DOCUMENT PASSAGE:
--- Begin ---
We are all acutely aware that we live in a globalised economy. Not everyone benefits from, or is tolerant of this, despite the fact that more people have been moved out of poverty in the post Cold War era than ever before, thanks, in part to globalisation. One part of the system that does not now get the best from this interconnectedness, and is paying a price for it, is global brands.

Unless and until the stranglehold of big agency defaults is broken by the small, the nimble and the new — mediocre and mixed up creative will keep on leading to middling, or simply missing, results.

There are three reasons why the global marketplace which has been such an earner and opportunity for brands often has damaging effects.

The first pathology is ‘build once for many’, where HQ provides mostly the same assets for all local markets. This approach looks like good business sense but is a total nonsense.

Why?

The best way to keep down the big costs is to rationalise them.

That means London, New York, Paris, Hong Kong or wherever spew out fully formed campaigns for the globe. The local markets get to translate the copy, and sometimes even choose the media plan.

This also means that brands end up trying to sell tea, tampons or toothpaste the same way from Toledo to Taipei to Tallinn. (Try that as a real salesman on the street, and you will soon need to find a new career.)

This very, very rarely works.

Some global financial institutions, notably HSBC, have been able to square this circle by having a simple, impactful visual identity that makes sense to a broadly compatible cosmopolitan and mobile customer base.

In the rest of the brand sphere, TV ads shot in the USA have awkward, dubbed-in VO in other English speaking nations, while Bratislava [co-production tax breaks et cetera] has to stand in for everywhere from Beijing to Barcelona. And it all feels a bit … beige.

It’s a value destroying disgrace.

The second problem is the opposite extreme where local markets are given a free hand to do whatever. In the recent past, this meant regional agencies and affiliates not only created a chaotic lack of brand consistency, but also that some approaches — rightly seen as contradictory, stupid or even a bit racist by ‘head office’ -slipped through the net.

In Tier 1 markets across the globe — different agencies with varying financial interests, strategic ideas and creative approaches jealously occupy various layers of the communication mix. And inevitably, when the customer looks — all the seams show.

Sometimes, in efforts to avoid agency anarchy, brands retreat back into that comfort zone of ‘once for many’ — with a lead agency, often far away, dictating everything other than in market execution.

This can be even worse — as chaos at least sometimes lets something interesting get through by mistake.

The third problem can be the result of the first two, and is the insidious assumption that underpins them.

It is a brand deciding it is too big to bother.

Too big for there to be any medium term risk from incoherence, creative bankruptcy, or simple disinvestment — even just in media.

Big name brands too often think they can rely on a skeletal Social campaign unworthy of the name, or else some bland TVC and/or outdoor with no digital investment to maintain, or even grow their position. This is corrosively complacent.

To be fair, this thing looked like it was working. For a while.
--- End ---
MATERIAL PROVIDED:
--- Begin ---
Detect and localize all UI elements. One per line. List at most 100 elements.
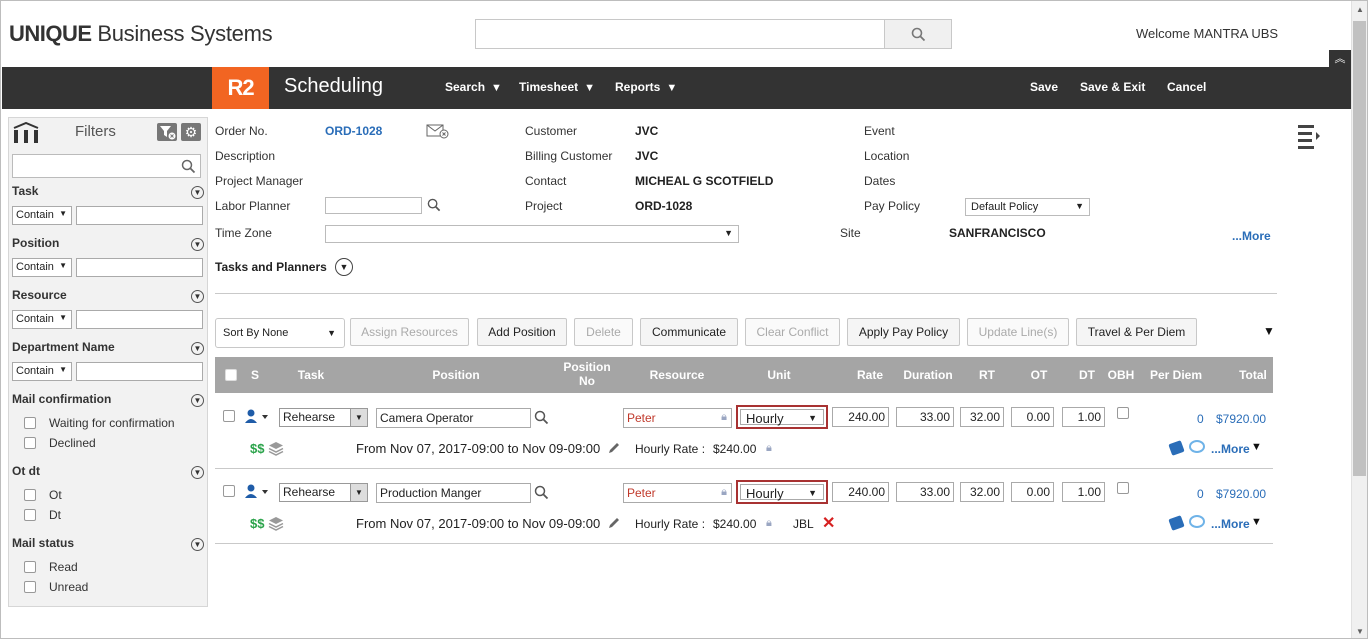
--- End ---
GOAL:
In the passage on global brands, list every city named as a place that sends out fully formed campaigns for the whole globe.

EXERCISE OUTPUT:
London, New York, Paris, Hong Kong